Give an exact copy of every line, leaving images out.

:: RECORDS SHOWN ::

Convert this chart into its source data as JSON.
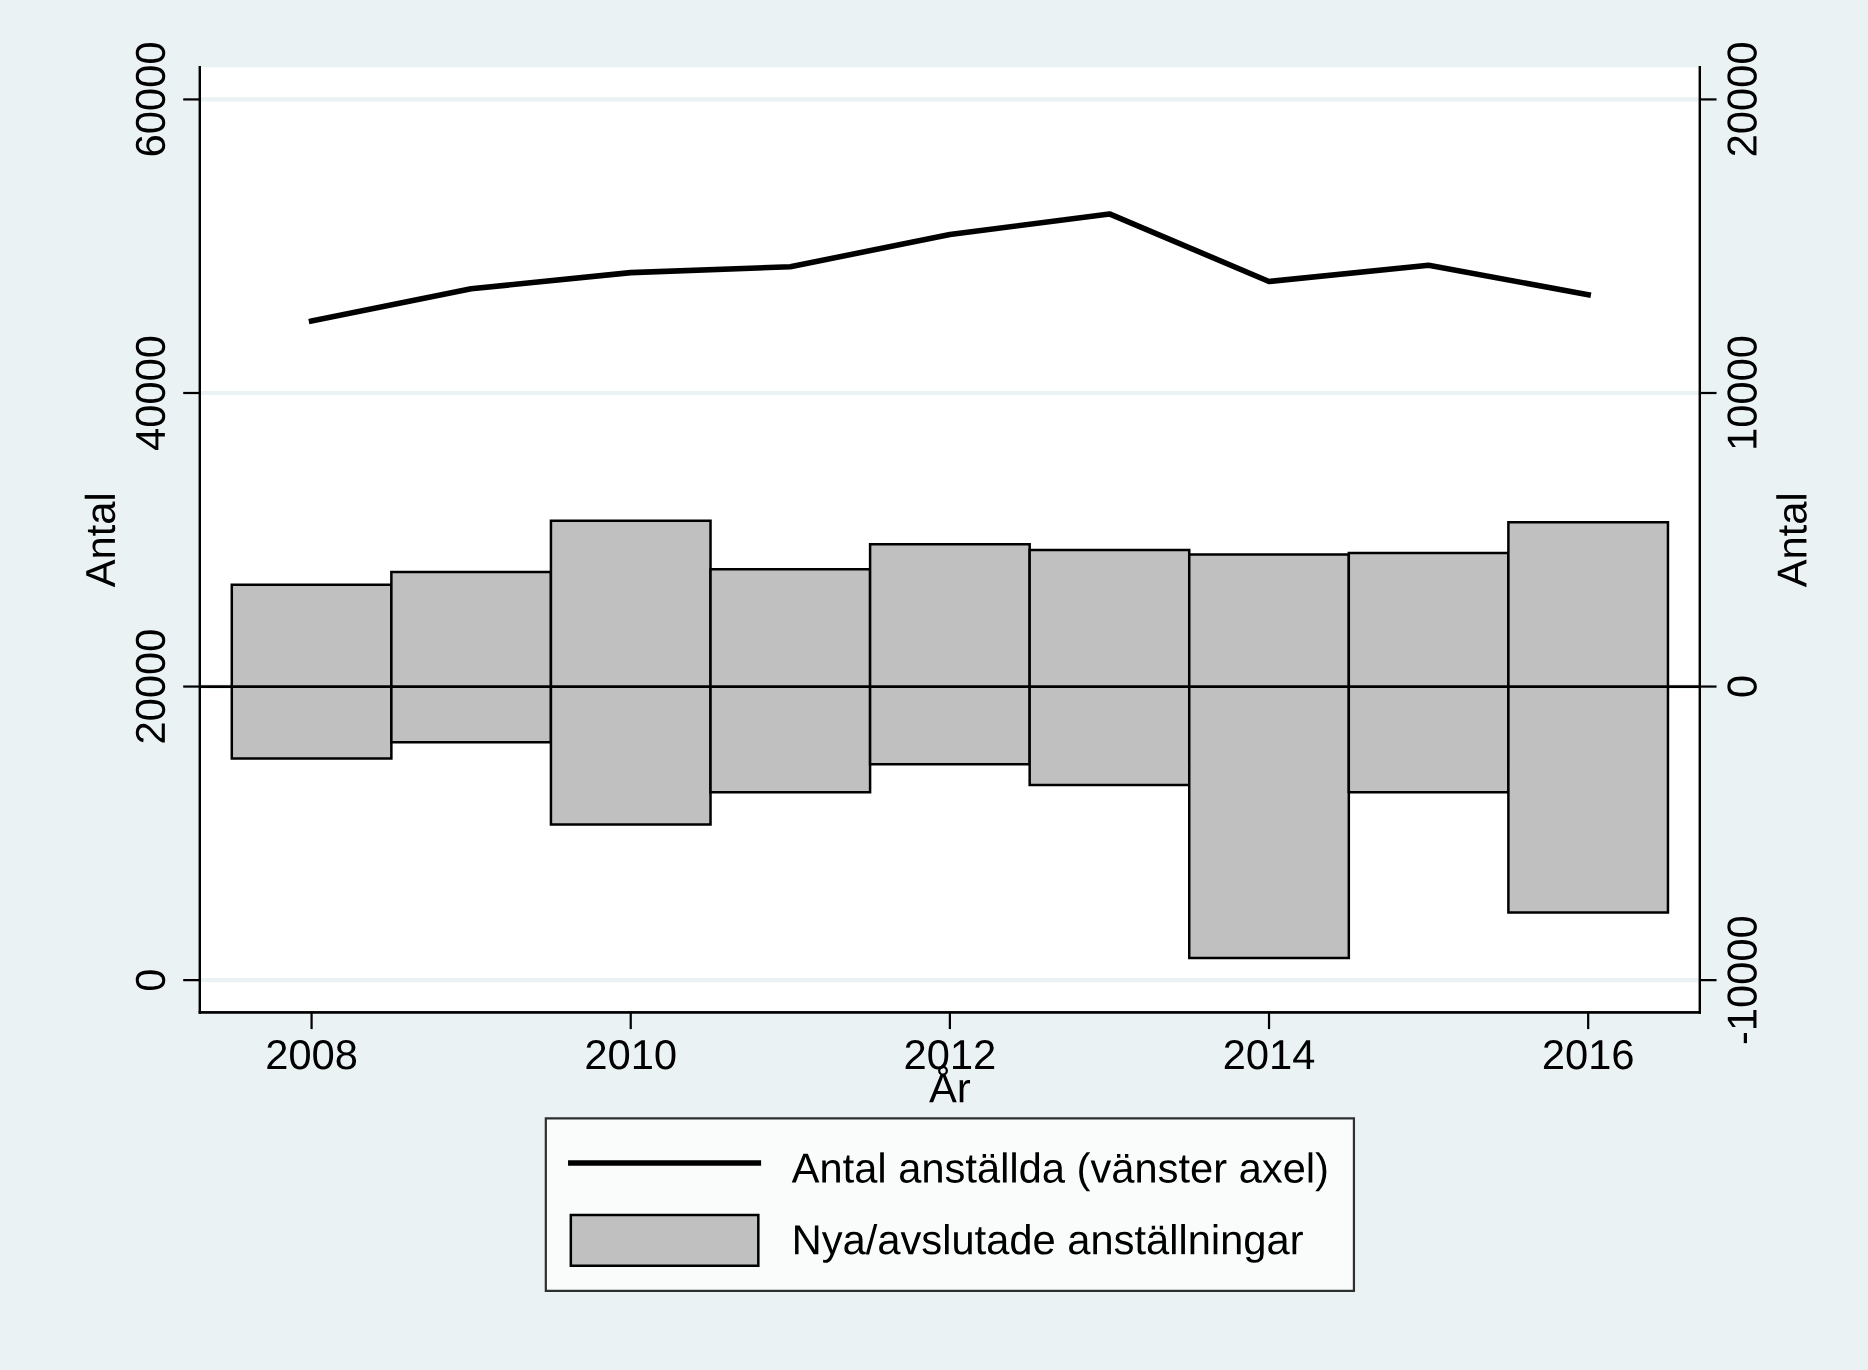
{
  "chart_data": {
    "type": "line",
    "xlabel": "År",
    "ylabel": "Antal",
    "y2label": "Antal",
    "x": [
      2008,
      2009,
      2010,
      2011,
      2012,
      2013,
      2014,
      2015,
      2016
    ],
    "series": [
      {
        "name": "Antal anställda (vänster axel)",
        "color": "#000000",
        "values": [
          44900,
          47100,
          48200,
          48600,
          50800,
          52200,
          47600,
          48700,
          46700
        ]
      },
      {
        "name": "Nya/avslutade anställningar",
        "type": "bar",
        "axis": "y2",
        "color": "#c0c0c0",
        "base": [
          -2450,
          -1900,
          -4700,
          -3600,
          -2650,
          -3350,
          -9250,
          -3600,
          -7700
        ],
        "values": [
          5920,
          5800,
          10350,
          7600,
          7500,
          8000,
          13750,
          8150,
          13300
        ]
      }
    ],
    "xlim": [
      2007.3,
      2016.7
    ],
    "xticks": [
      2008,
      2010,
      2012,
      2014,
      2016
    ],
    "ylim": [
      -2200,
      62200
    ],
    "yticks": [
      0,
      20000,
      40000,
      60000
    ],
    "y2lim": [
      -11100,
      21100
    ],
    "y2ticks": [
      -10000,
      0,
      10000,
      20000
    ],
    "ref_lines": [
      {
        "axis": "y2",
        "value": 0,
        "color": "#000000"
      }
    ],
    "grid": "y",
    "legend": "bottom"
  }
}
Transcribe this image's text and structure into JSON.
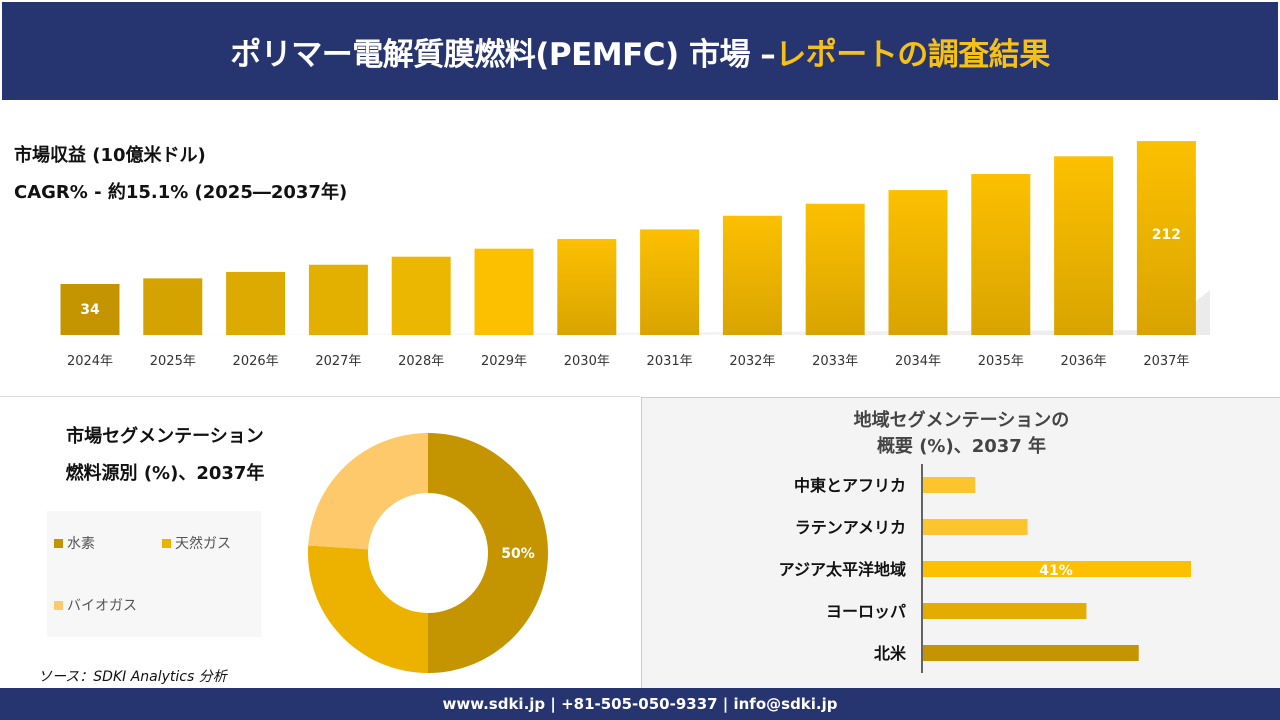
{
  "header": {
    "title_main": "ポリマー電解質膜燃料(PEMFC) 市場 –",
    "title_highlight": "レポートの調査結果"
  },
  "revenue": {
    "label": "市場収益 (10億米ドル)",
    "cagr": "CAGR% - 約15.1% (2025―2037年)"
  },
  "chart_data": [
    {
      "type": "bar",
      "categories": [
        "2024年",
        "2025年",
        "2026年",
        "2027年",
        "2028年",
        "2029年",
        "2030年",
        "2031年",
        "2032年",
        "2033年",
        "2034年",
        "2035年",
        "2036年",
        "2037年"
      ],
      "values": [
        34,
        41,
        49,
        58,
        68,
        78,
        90,
        102,
        119,
        134,
        151,
        171,
        193,
        212
      ],
      "data_labels": {
        "0": "34",
        "13": "212"
      },
      "colors": [
        "#c49500",
        "#d4a300",
        "#dcaa00",
        "#e3b000",
        "#ecb700",
        "#fcc000",
        "#f7bd00",
        "#f7bd00",
        "#f7bd00",
        "#f7bd00",
        "#f7bd00",
        "#f7bd00",
        "#f7bd00",
        "#f7bd00"
      ]
    },
    {
      "type": "pie",
      "title": "市場セグメンテーション",
      "subtitle": "燃料源別 (%)、2037年",
      "categories": [
        "水素",
        "天然ガス",
        "バイオガス"
      ],
      "values": [
        50,
        26,
        24
      ],
      "data_labels": [
        "50%",
        "",
        ""
      ],
      "colors": [
        "#c49500",
        "#edb100",
        "#fdc96a"
      ]
    },
    {
      "type": "bar",
      "orientation": "horizontal",
      "title": "地域セグメンテーションの",
      "subtitle": "概要 (%)、2037 年",
      "categories": [
        "中東とアフリカ",
        "ラテンアメリカ",
        "アジア太平洋地域",
        "ヨーロッパ",
        "北米"
      ],
      "values": [
        8,
        16,
        41,
        25,
        33
      ],
      "data_labels": [
        "",
        "",
        "41%",
        "",
        ""
      ],
      "colors": [
        "#fcc52e",
        "#fcc52e",
        "#fcc000",
        "#e2ad00",
        "#c49500"
      ]
    }
  ],
  "source": "ソース：SDKI Analytics 分析",
  "footer": "www.sdki.jp | +81-505-050-9337 | info@sdki.jp"
}
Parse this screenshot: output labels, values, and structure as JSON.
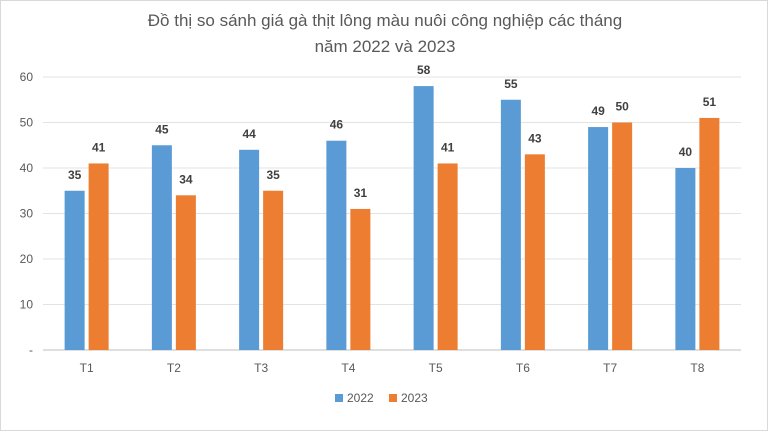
{
  "chart_data": {
    "type": "bar",
    "title_line1": "Đồ thị so sánh giá gà thịt lông màu nuôi công nghiệp các tháng",
    "title_line2": "năm 2022 và 2023",
    "categories": [
      "T1",
      "T2",
      "T3",
      "T4",
      "T5",
      "T6",
      "T7",
      "T8"
    ],
    "series": [
      {
        "name": "2022",
        "values": [
          35,
          45,
          44,
          46,
          58,
          55,
          49,
          40
        ],
        "color": "#5b9bd5"
      },
      {
        "name": "2023",
        "values": [
          41,
          34,
          35,
          31,
          41,
          43,
          50,
          51
        ],
        "color": "#ed7d31"
      }
    ],
    "y_ticks": [
      "-",
      "10",
      "20",
      "30",
      "40",
      "50",
      "60"
    ],
    "ylim": [
      0,
      60
    ],
    "grid": true,
    "legend_position": "bottom"
  }
}
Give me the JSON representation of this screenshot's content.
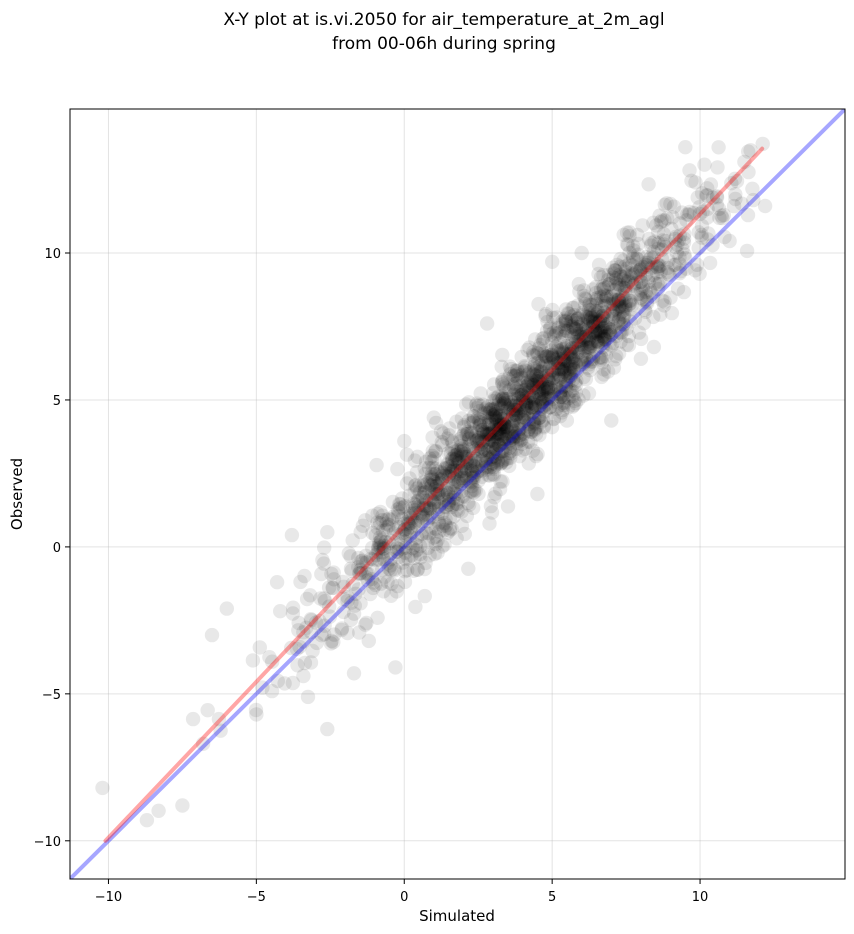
{
  "chart_data": {
    "type": "scatter",
    "title_lines": [
      "X-Y plot at is.vi.2050 for air_temperature_at_2m_agl",
      "from 00-06h during spring"
    ],
    "xlabel": "Simulated",
    "ylabel": "Observed",
    "xlim": [
      -11.3,
      14.9
    ],
    "ylim": [
      -11.3,
      14.9
    ],
    "xticks": [
      -10,
      -5,
      0,
      5,
      10
    ],
    "yticks": [
      -10,
      -5,
      0,
      5,
      10
    ],
    "xtick_labels": [
      "−10",
      "−5",
      "0",
      "5",
      "10"
    ],
    "ytick_labels": [
      "−10",
      "−5",
      "0",
      "5",
      "10"
    ],
    "grid": true,
    "scatter": {
      "color": "#000000",
      "opacity": 0.09,
      "count": 1800,
      "x_range": [
        -10.2,
        12.2
      ],
      "approx_relation": "observed ≈ 1.05 × simulated + 0.6, spread ≈ ±0.9",
      "sample_points": [
        [
          -10.2,
          -8.2
        ],
        [
          -8.7,
          -9.3
        ],
        [
          -7.5,
          -8.8
        ],
        [
          -6.8,
          -6.7
        ],
        [
          -6.5,
          -3.0
        ],
        [
          -6.0,
          -2.1
        ],
        [
          -5.0,
          -5.7
        ],
        [
          -4.3,
          -1.2
        ],
        [
          -3.8,
          0.4
        ],
        [
          -2.6,
          0.5
        ],
        [
          -2.6,
          -6.2
        ],
        [
          -1.7,
          -4.3
        ],
        [
          -1.2,
          -3.2
        ],
        [
          -0.3,
          -4.1
        ],
        [
          0.0,
          3.6
        ],
        [
          1.0,
          4.4
        ],
        [
          2.8,
          7.6
        ],
        [
          4.5,
          1.8
        ],
        [
          5.0,
          9.7
        ],
        [
          5.5,
          4.3
        ],
        [
          6.0,
          10.0
        ],
        [
          7.0,
          4.3
        ],
        [
          8.0,
          6.4
        ],
        [
          9.5,
          13.6
        ],
        [
          9.9,
          9.6
        ],
        [
          11.8,
          11.8
        ],
        [
          12.2,
          11.6
        ],
        [
          11.5,
          13.1
        ]
      ]
    },
    "series": [
      {
        "color": "#0000ff",
        "kind": "1:1 line",
        "x": [
          -11.3,
          14.9
        ],
        "y": [
          -11.3,
          14.9
        ]
      },
      {
        "color": "#ff0000",
        "kind": "regression line",
        "x": [
          -10.1,
          12.1
        ],
        "y": [
          -10.0,
          13.55
        ]
      }
    ]
  }
}
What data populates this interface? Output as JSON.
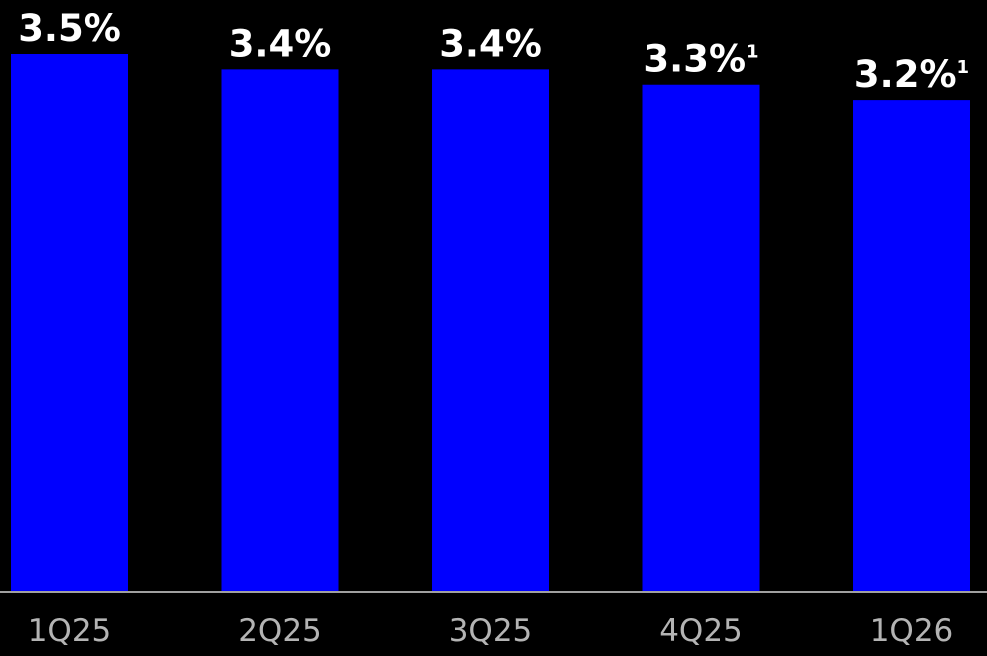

:::

THE RESPONSE =>
Convert this chart into its source data as JSON.
{
  "chart_data": {
    "type": "line",
    "xlabel": "År",
    "ylabel": "Antal",
    "y2label": "Antal",
    "x": [
      2008,
      2009,
      2010,
      2011,
      2012,
      2013,
      2014,
      2015,
      2016
    ],
    "series": [
      {
        "name": "Antal anställda (vänster axel)",
        "color": "#000000",
        "values": [
          44900,
          47100,
          48200,
          48600,
          50800,
          52200,
          47600,
          48700,
          46700
        ]
      },
      {
        "name": "Nya/avslutade anställningar",
        "type": "bar",
        "axis": "y2",
        "color": "#c0c0c0",
        "base": [
          -2450,
          -1900,
          -4700,
          -3600,
          -2650,
          -3350,
          -9250,
          -3600,
          -7700
        ],
        "values": [
          5920,
          5800,
          10350,
          7600,
          7500,
          8000,
          13750,
          8150,
          13300
        ]
      }
    ],
    "xlim": [
      2007.3,
      2016.7
    ],
    "xticks": [
      2008,
      2010,
      2012,
      2014,
      2016
    ],
    "ylim": [
      -2200,
      62200
    ],
    "yticks": [
      0,
      20000,
      40000,
      60000
    ],
    "y2lim": [
      -11100,
      21100
    ],
    "y2ticks": [
      -10000,
      0,
      10000,
      20000
    ],
    "ref_lines": [
      {
        "axis": "y2",
        "value": 0,
        "color": "#000000"
      }
    ],
    "grid": "y",
    "legend": "bottom"
  }
}
Transcribe this image's text and structure into JSON.
{
  "header": {
    "title_main": "ポリマー電解質膜燃料(PEMFC) 市場 –",
    "title_highlight": "レポートの調査結果"
  },
  "revenue": {
    "label": "市場収益 (10億米ドル)",
    "cagr": "CAGR% - 約15.1% (2025―2037年)"
  },
  "chart_data": [
    {
      "type": "bar",
      "categories": [
        "2024年",
        "2025年",
        "2026年",
        "2027年",
        "2028年",
        "2029年",
        "2030年",
        "2031年",
        "2032年",
        "2033年",
        "2034年",
        "2035年",
        "2036年",
        "2037年"
      ],
      "values": [
        34,
        41,
        49,
        58,
        68,
        78,
        90,
        102,
        119,
        134,
        151,
        171,
        193,
        212
      ],
      "data_labels": {
        "0": "34",
        "13": "212"
      },
      "colors": [
        "#c49500",
        "#d4a300",
        "#dcaa00",
        "#e3b000",
        "#ecb700",
        "#fcc000",
        "#f7bd00",
        "#f7bd00",
        "#f7bd00",
        "#f7bd00",
        "#f7bd00",
        "#f7bd00",
        "#f7bd00",
        "#f7bd00"
      ]
    },
    {
      "type": "pie",
      "title": "市場セグメンテーション",
      "subtitle": "燃料源別 (%)、2037年",
      "categories": [
        "水素",
        "天然ガス",
        "バイオガス"
      ],
      "values": [
        50,
        26,
        24
      ],
      "data_labels": [
        "50%",
        "",
        ""
      ],
      "colors": [
        "#c49500",
        "#edb100",
        "#fdc96a"
      ]
    },
    {
      "type": "bar",
      "orientation": "horizontal",
      "title": "地域セグメンテーションの",
      "subtitle": "概要 (%)、2037 年",
      "categories": [
        "中東とアフリカ",
        "ラテンアメリカ",
        "アジア太平洋地域",
        "ヨーロッパ",
        "北米"
      ],
      "values": [
        8,
        16,
        41,
        25,
        33
      ],
      "data_labels": [
        "",
        "",
        "41%",
        "",
        ""
      ],
      "colors": [
        "#fcc52e",
        "#fcc52e",
        "#fcc000",
        "#e2ad00",
        "#c49500"
      ]
    }
  ],
  "source": "ソース：SDKI Analytics 分析",
  "footer": "www.sdki.jp | +81-505-050-9337 | info@sdki.jp"
}
Parse this screenshot: output labels, values, and structure as JSON.
{
  "chart_data": {
    "type": "bar",
    "title_line1": "Đồ thị so sánh giá gà thịt lông màu nuôi công nghiệp các tháng",
    "title_line2": "năm 2022 và 2023",
    "categories": [
      "T1",
      "T2",
      "T3",
      "T4",
      "T5",
      "T6",
      "T7",
      "T8"
    ],
    "series": [
      {
        "name": "2022",
        "values": [
          35,
          45,
          44,
          46,
          58,
          55,
          49,
          40
        ],
        "color": "#5b9bd5"
      },
      {
        "name": "2023",
        "values": [
          41,
          34,
          35,
          31,
          41,
          43,
          50,
          51
        ],
        "color": "#ed7d31"
      }
    ],
    "y_ticks": [
      "-",
      "10",
      "20",
      "30",
      "40",
      "50",
      "60"
    ],
    "ylim": [
      0,
      60
    ],
    "grid": true,
    "legend_position": "bottom"
  }
}
Give me the JSON representation of this screenshot's content.
{
  "chart_data": {
    "type": "scatter",
    "title_lines": [
      "X-Y plot at is.vi.2050 for air_temperature_at_2m_agl",
      "from 00-06h during spring"
    ],
    "xlabel": "Simulated",
    "ylabel": "Observed",
    "xlim": [
      -11.3,
      14.9
    ],
    "ylim": [
      -11.3,
      14.9
    ],
    "xticks": [
      -10,
      -5,
      0,
      5,
      10
    ],
    "yticks": [
      -10,
      -5,
      0,
      5,
      10
    ],
    "xtick_labels": [
      "−10",
      "−5",
      "0",
      "5",
      "10"
    ],
    "ytick_labels": [
      "−10",
      "−5",
      "0",
      "5",
      "10"
    ],
    "grid": true,
    "scatter": {
      "color": "#000000",
      "opacity": 0.09,
      "count": 1800,
      "x_range": [
        -10.2,
        12.2
      ],
      "approx_relation": "observed ≈ 1.05 × simulated + 0.6, spread ≈ ±0.9",
      "sample_points": [
        [
          -10.2,
          -8.2
        ],
        [
          -8.7,
          -9.3
        ],
        [
          -7.5,
          -8.8
        ],
        [
          -6.8,
          -6.7
        ],
        [
          -6.5,
          -3.0
        ],
        [
          -6.0,
          -2.1
        ],
        [
          -5.0,
          -5.7
        ],
        [
          -4.3,
          -1.2
        ],
        [
          -3.8,
          0.4
        ],
        [
          -2.6,
          0.5
        ],
        [
          -2.6,
          -6.2
        ],
        [
          -1.7,
          -4.3
        ],
        [
          -1.2,
          -3.2
        ],
        [
          -0.3,
          -4.1
        ],
        [
          0.0,
          3.6
        ],
        [
          1.0,
          4.4
        ],
        [
          2.8,
          7.6
        ],
        [
          4.5,
          1.8
        ],
        [
          5.0,
          9.7
        ],
        [
          5.5,
          4.3
        ],
        [
          6.0,
          10.0
        ],
        [
          7.0,
          4.3
        ],
        [
          8.0,
          6.4
        ],
        [
          9.5,
          13.6
        ],
        [
          9.9,
          9.6
        ],
        [
          11.8,
          11.8
        ],
        [
          12.2,
          11.6
        ],
        [
          11.5,
          13.1
        ]
      ]
    },
    "series": [
      {
        "color": "#0000ff",
        "kind": "1:1 line",
        "x": [
          -11.3,
          14.9
        ],
        "y": [
          -11.3,
          14.9
        ]
      },
      {
        "color": "#ff0000",
        "kind": "regression line",
        "x": [
          -10.1,
          12.1
        ],
        "y": [
          -10.0,
          13.55
        ]
      }
    ]
  }
}
What data populates this interface? Output as JSON.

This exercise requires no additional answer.